*Exercise brief*
Copy each line below in which the string "впервые" occurs.

[Collected data entries]
•••

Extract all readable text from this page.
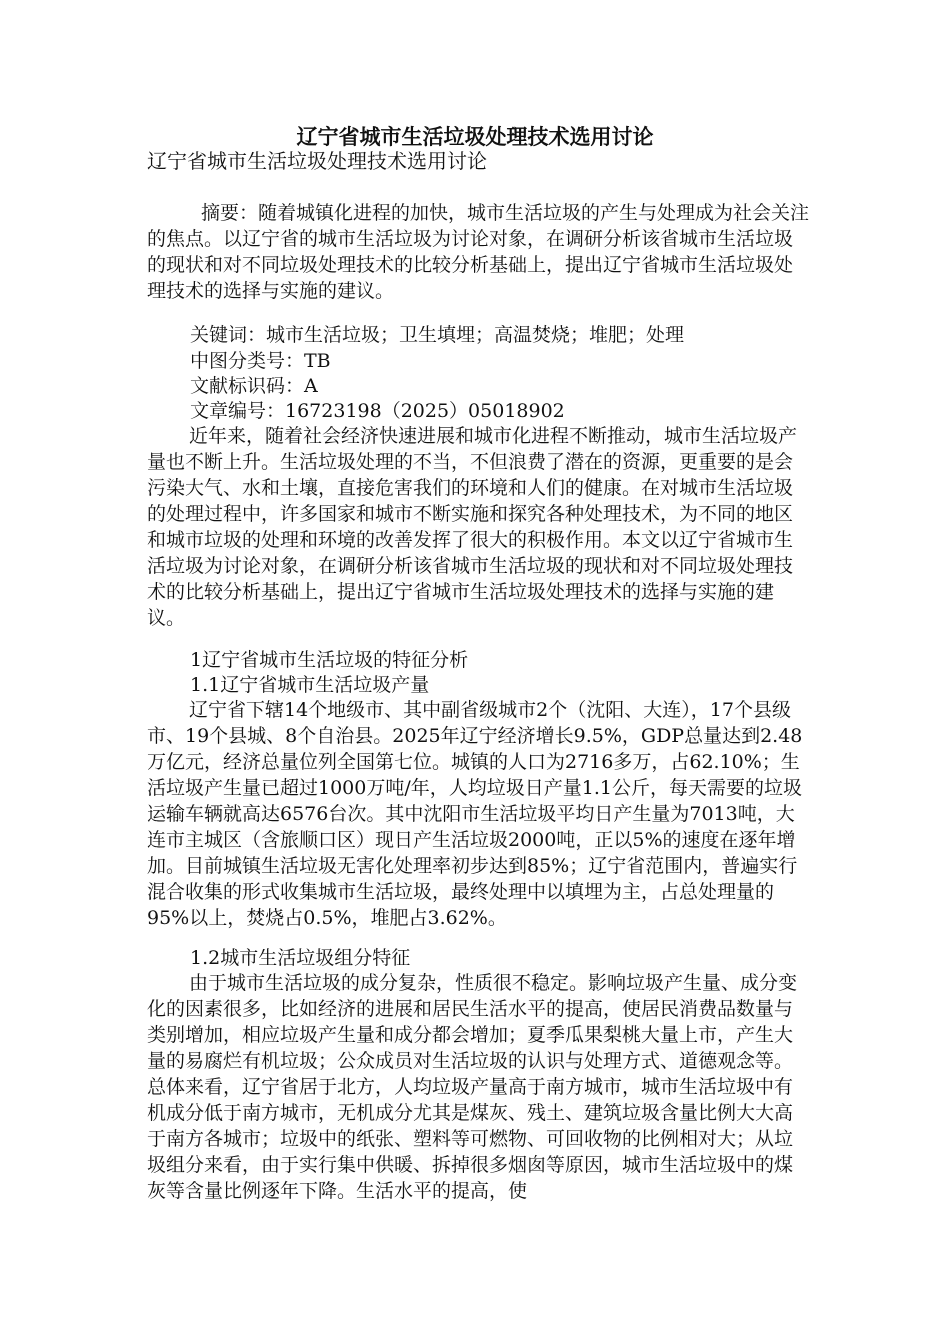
辽宁省城市生活垃圾处理技术选用讨论
辽宁省城市生活垃圾处理技术选用讨论
摘要：随着城镇化进程的加快，城市生活垃圾的产生与处理成为社会关注的焦点。以辽宁省的城市生活垃圾为讨论对象，在调研分析该省城市生活垃圾的现状和对不同垃圾处理技术的比较分析基础上，提出辽宁省城市生活垃圾处理技术的选择与实施的建议。
关键词：城市生活垃圾；卫生填埋；高温焚烧；堆肥；处理
中图分类号：TB
文献标识码：A
文章编号：16723198（2025）05018902
近年来，随着社会经济快速进展和城市化进程不断推动，城市生活垃圾产量也不断上升。生活垃圾处理的不当，不但浪费了潜在的资源，更重要的是会污染大气、水和土壤，直接危害我们的环境和人们的健康。在对城市生活垃圾的处理过程中，许多国家和城市不断实施和探究各种处理技术，为不同的地区和城市垃圾的处理和环境的改善发挥了很大的积极作用。本文以辽宁省城市生活垃圾为讨论对象，在调研分析该省城市生活垃圾的现状和对不同垃圾处理技术的比较分析基础上，提出辽宁省城市生活垃圾处理技术的选择与实施的建议。
1辽宁省城市生活垃圾的特征分析
1.1辽宁省城市生活垃圾产量
辽宁省下辖14个地级市、其中副省级城市2个（沈阳、大连），17个县级市、19个县城、8个自治县。2025年辽宁经济增长9.5%，GDP总量达到2.48万亿元，经济总量位列全国第七位。城镇的人口为2716多万，占62.10%；生活垃圾产生量已超过1000万吨/年，人均垃圾日产量1.1公斤，每天需要的垃圾运输车辆就高达6576台次。其中沈阳市生活垃圾平均日产生量为7013吨，大连市主城区（含旅顺口区）现日产生活垃圾2000吨，正以5%的速度在逐年增加。目前城镇生活垃圾无害化处理率初步达到85%；辽宁省范围内，普遍实行混合收集的形式收集城市生活垃圾，最终处理中以填埋为主，占总处理量的95%以上，焚烧占0.5%，堆肥占3.62%。
1.2城市生活垃圾组分特征
由于城市生活垃圾的成分复杂，性质很不稳定。影响垃圾产生量、成分变化的因素很多，比如经济的进展和居民生活水平的提高，使居民消费品数量与类别增加，相应垃圾产生量和成分都会增加；夏季瓜果梨桃大量上市，产生大量的易腐烂有机垃圾；公众成员对生活垃圾的认识与处理方式、道德观念等。总体来看，辽宁省居于北方，人均垃圾产量高于南方城市，城市生活垃圾中有机成分低于南方城市，无机成分尤其是煤灰、残土、建筑垃圾含量比例大大高于南方各城市；垃圾中的纸张、塑料等可燃物、可回收物的比例相对大；从垃圾组分来看，由于实行集中供暖、拆掉很多烟囱等原因，城市生活垃圾中的煤灰等含量比例逐年下降。生活水平的提高，使
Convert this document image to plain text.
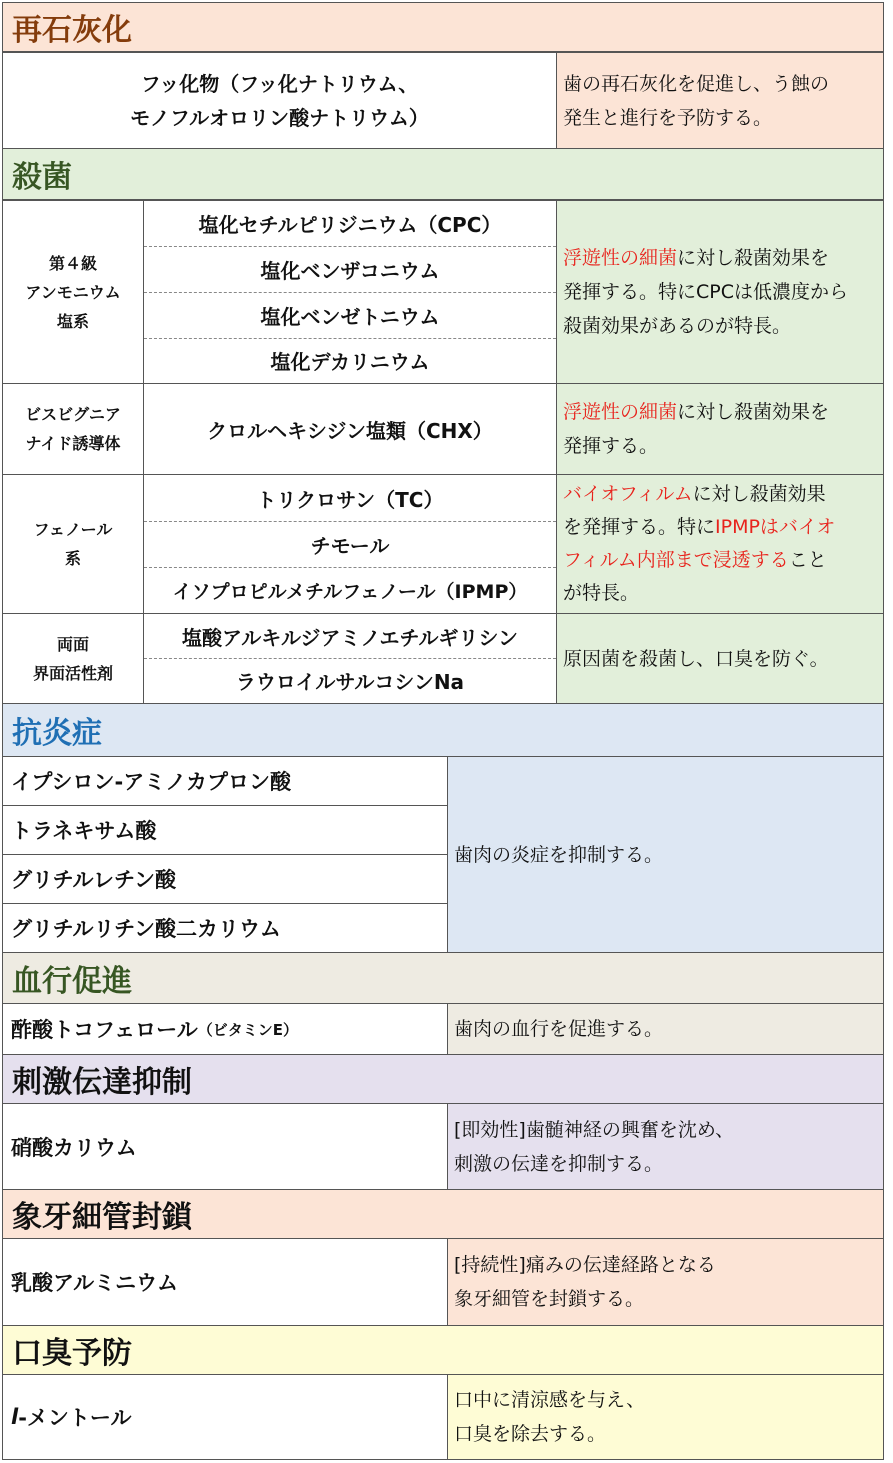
再石灰化
フッ化物（フッ化ナトリウム、
モノフルオロリン酸ナトリウム）
歯の再石灰化を促進し、う蝕の
発生と進行を予防する。
殺菌
第４級
アンモニウム
塩系
塩化セチルピリジニウム（CPC）
塩化ベンザコニウム
塩化ベンゼトニウム
塩化デカリニウム
浮遊性の細菌に対し殺菌効果を
発揮する。特にCPCは低濃度から
殺菌効果があるのが特長。
ビスビグニア
ナイド誘導体
クロルヘキシジン塩類（CHX）
浮遊性の細菌に対し殺菌効果を
発揮する。
フェノール
系
トリクロサン（TC）
チモール
イソプロピルメチルフェノール（IPMP）
バイオフィルムに対し殺菌効果
を発揮する。特にIPMPはバイオ
フィルム内部まで浸透すること
が特長。
両面
界面活性剤
塩酸アルキルジアミノエチルギリシン
ラウロイルサルコシンNa
原因菌を殺菌し、口臭を防ぐ。
抗炎症
イプシロン-アミノカプロン酸
トラネキサム酸
グリチルレチン酸
グリチルリチン酸二カリウム
歯肉の炎症を抑制する。
血行促進
酢酸トコフェロール （ビタミンE）	歯肉の血行を促進する。
刺激伝達抑制
硝酸カリウム
[即効性]歯髄神経の興奮を沈め、
刺激の伝達を抑制する。
象牙細管封鎖
乳酸アルミニウム
[持続性]痛みの伝達経路となる
象牙細管を封鎖する。
口臭予防
l -メントール
口中に清涼感を与え、
口臭を除去する。
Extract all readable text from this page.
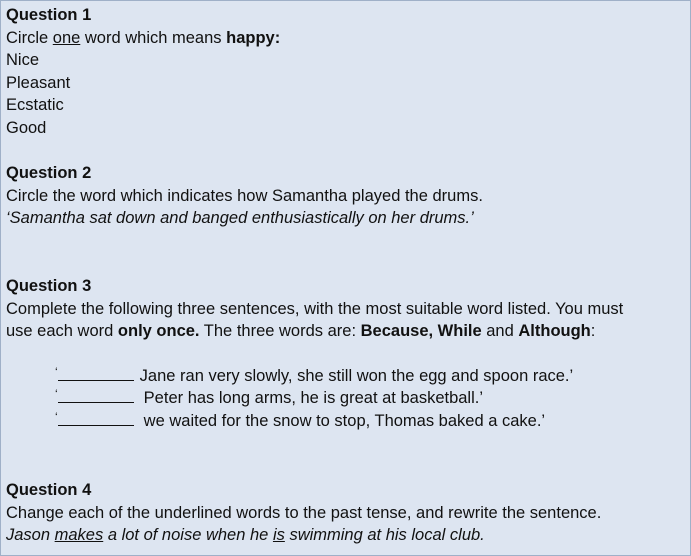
Question 1
Circle one word which means happy:
Nice
Pleasant
Ecstatic
Good
Question 2
Circle the word which indicates how Samantha played the drums.
‘Samantha sat down and banged enthusiastically on her drums.’
Question 3
Complete the following three sentences, with the most suitable word listed. You must
use each word only once. The three words are: Because, While and Although:
‘	Jane ran very slowly, she still won the egg and spoon race.’
‘	Peter has long arms, he is great at basketball.’
‘	we waited for the snow to stop, Thomas baked a cake.’
Question 4
Change each of the underlined words to the past tense, and rewrite the sentence.
Jason makes a lot of noise when he is swimming at his local club.
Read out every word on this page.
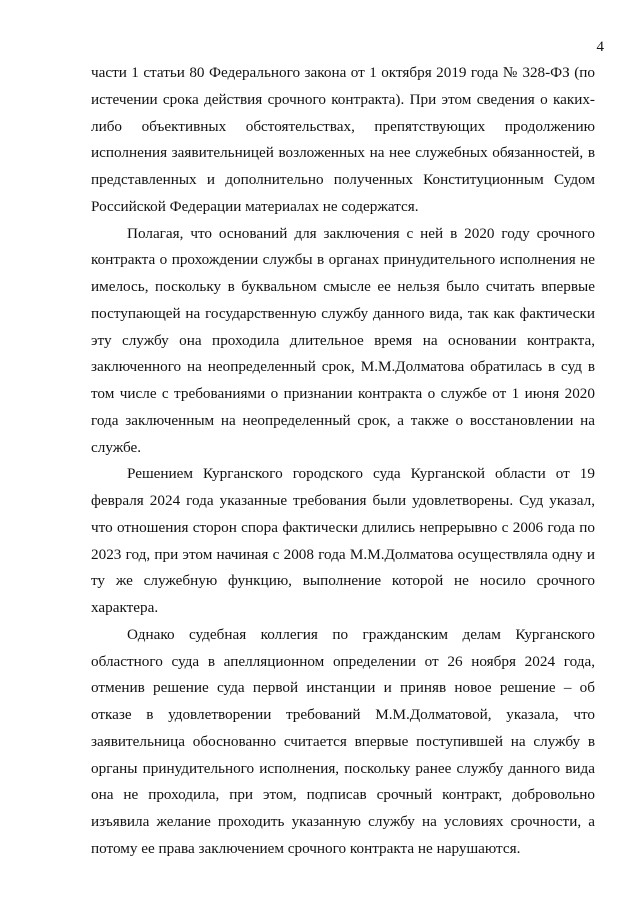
4

части 1 статьи 80 Федерального закона от 1 октября 2019 года № 328-ФЗ (по истечении срока действия срочного контракта). При этом сведения о каких-либо объективных обстоятельствах, препятствующих продолжению исполнения заявительницей возложенных на нее служебных обязанностей, в представленных и дополнительно полученных Конституционным Судом Российской Федерации материалах не содержатся.

Полагая, что оснований для заключения с ней в 2020 году срочного контракта о прохождении службы в органах принудительного исполнения не имелось, поскольку в буквальном смысле ее нельзя было считать впервые поступающей на государственную службу данного вида, так как фактически эту службу она проходила длительное время на основании контракта, заключенного на неопределенный срок, М.М.Долматова обратилась в суд в том числе с требованиями о признании контракта о службе от 1 июня 2020 года заключенным на неопределенный срок, а также о восстановлении на службе.

Решением Курганского городского суда Курганской области от 19 февраля 2024 года указанные требования были удовлетворены. Суд указал, что отношения сторон спора фактически длились непрерывно с 2006 года по 2023 год, при этом начиная с 2008 года М.М.Долматова осуществляла одну и ту же служебную функцию, выполнение которой не носило срочного характера.

Однако судебная коллегия по гражданским делам Курганского областного суда в апелляционном определении от 26 ноября 2024 года, отменив решение суда первой инстанции и приняв новое решение – об отказе в удовлетворении требований М.М.Долматовой, указала, что заявительница обоснованно считается впервые поступившей на службу в органы принудительного исполнения, поскольку ранее службу данного вида она не проходила, при этом, подписав срочный контракт, добровольно изъявила желание проходить указанную службу на условиях срочности, а потому ее права заключением срочного контракта не нарушаются.
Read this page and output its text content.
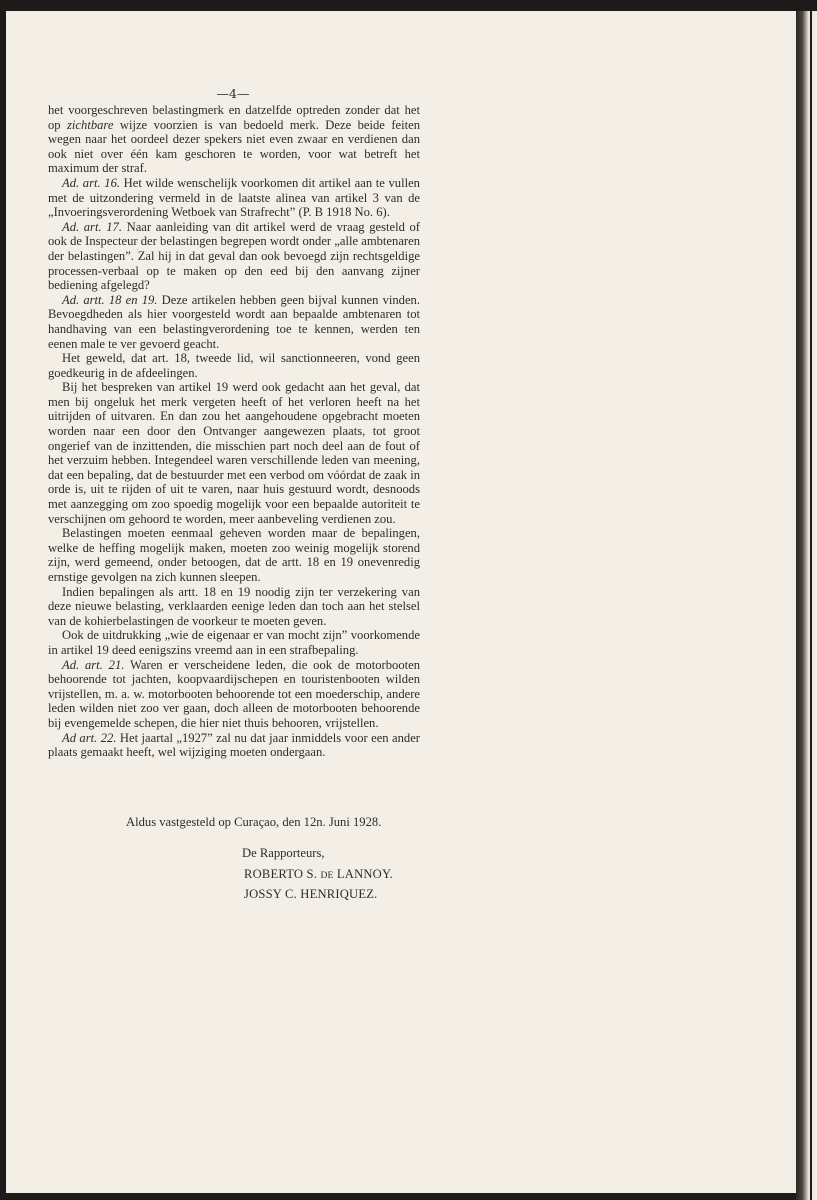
—4—

het voorgeschreven belastingmerk en datzelfde optreden zonder dat het op zichtbare wijze voorzien is van bedoeld merk. Deze beide feiten wegen naar het oordeel dezer spekers niet even zwaar en verdienen dan ook niet over één kam geschoren te worden, voor wat betreft het maximum der straf.

Ad. art. 16. Het wilde wenschelijk voorkomen dit artikel aan te vullen met de uitzondering vermeld in de laatste alinea van artikel 3 van de „Invoeringsverordening Wetboek van Strafrecht” (P. B 1918 No. 6).

Ad. art. 17. Naar aanleiding van dit artikel werd de vraag gesteld of ook de Inspecteur der belastingen begrepen wordt onder „alle ambtenaren der belastingen”. Zal hij in dat geval dan ook bevoegd zijn rechtsgeldige processen-verbaal op te maken op den eed bij den aanvang zijner bediening afgelegd?

Ad. artt. 18 en 19. Deze artikelen hebben geen bijval kunnen vinden. Bevoegdheden als hier voorgesteld wordt aan bepaalde ambtenaren tot handhaving van een belastingverordening toe te kennen, werden ten eenen male te ver gevoerd geacht.

Het geweld, dat art. 18, tweede lid, wil sanctionneeren, vond geen goedkeurig in de afdeelingen.

Bij het bespreken van artikel 19 werd ook gedacht aan het geval, dat men bij ongeluk het merk vergeten heeft of het verloren heeft na het uitrijden of uitvaren. En dan zou het aangehoudene opgebracht moeten worden naar een door den Ontvanger aangewezen plaats, tot groot ongerief van de inzittenden, die misschien part noch deel aan de fout of het verzuim hebben. Integendeel waren verschillende leden van meening, dat een bepaling, dat de bestuurder met een verbod om vóórdat de zaak in orde is, uit te rijden of uit te varen, naar huis gestuurd wordt, desnoods met aanzegging om zoo spoedig mogelijk voor een bepaalde autoriteit te verschijnen om gehoord te worden, meer aanbeveling verdienen zou.

Belastingen moeten eenmaal geheven worden maar de bepalingen, welke de heffing mogelijk maken, moeten zoo weinig mogelijk storend zijn, werd gemeend, onder betoogen, dat de artt. 18 en 19 onevenredig ernstige gevolgen na zich kunnen sleepen.

Indien bepalingen als artt. 18 en 19 noodig zijn ter verzekering van deze nieuwe belasting, verklaarden eenige leden dan toch aan het stelsel van de kohierbelastingen de voorkeur te moeten geven.

Ook de uitdrukking „wie de eigenaar er van mocht zijn” voorkomende in artikel 19 deed eenigszins vreemd aan in een strafbepaling.

Ad. art. 21. Waren er verscheidene leden, die ook de motorbooten behoorende tot jachten, koopvaardijschepen en touristenbooten wilden vrijstellen, m. a. w. motorbooten behoorende tot een moederschip, andere leden wilden niet zoo ver gaan, doch alleen de motorbooten behoorende bij evengemelde schepen, die hier niet thuis behooren, vrijstellen.

Ad art. 22. Het jaartal „1927” zal nu dat jaar inmiddels voor een ander plaats gemaakt heeft, wel wijziging moeten ondergaan.

Aldus vastgesteld op Curaçao, den 12n. Juni 1928.
De Rapporteurs,
ROBERTO S. DE LANNOY.
JOSSY C. HENRIQUEZ.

•••

*Solution to the problem*
Полагая, что оснований для заключения с ней в 2020 году срочного контракта о прохождении службы в органах принудительного исполнения не имелось, поскольку в буквальном смысле ее нельзя было считать впервые поступающей на государственную службу данного вида, так как фактически эту службу она проходила длительное время на основании контракта, заключенного на неопределенный срок, М.М.Долматова обратилась в суд в том числе с требованиями о признании контракта о службе от 1 июня 2020 года заключенным на неопределенный срок, а также о восстановлении на службе.
Однако судебная коллегия по гражданским делам Курганского областного суда в апелляционном определении от 26 ноября 2024 года, отменив решение суда первой инстанции и приняв новое решение – об отказе в удовлетворении требований М.М.Долматовой, указала, что заявительница обоснованно считается впервые поступившей на службу в органы принудительного исполнения, поскольку ранее службу данного вида она не проходила, при этом, подписав срочный контракт, добровольно изъявила желание проходить указанную службу на условиях срочности, а потому ее права заключением срочного контракта не нарушаются.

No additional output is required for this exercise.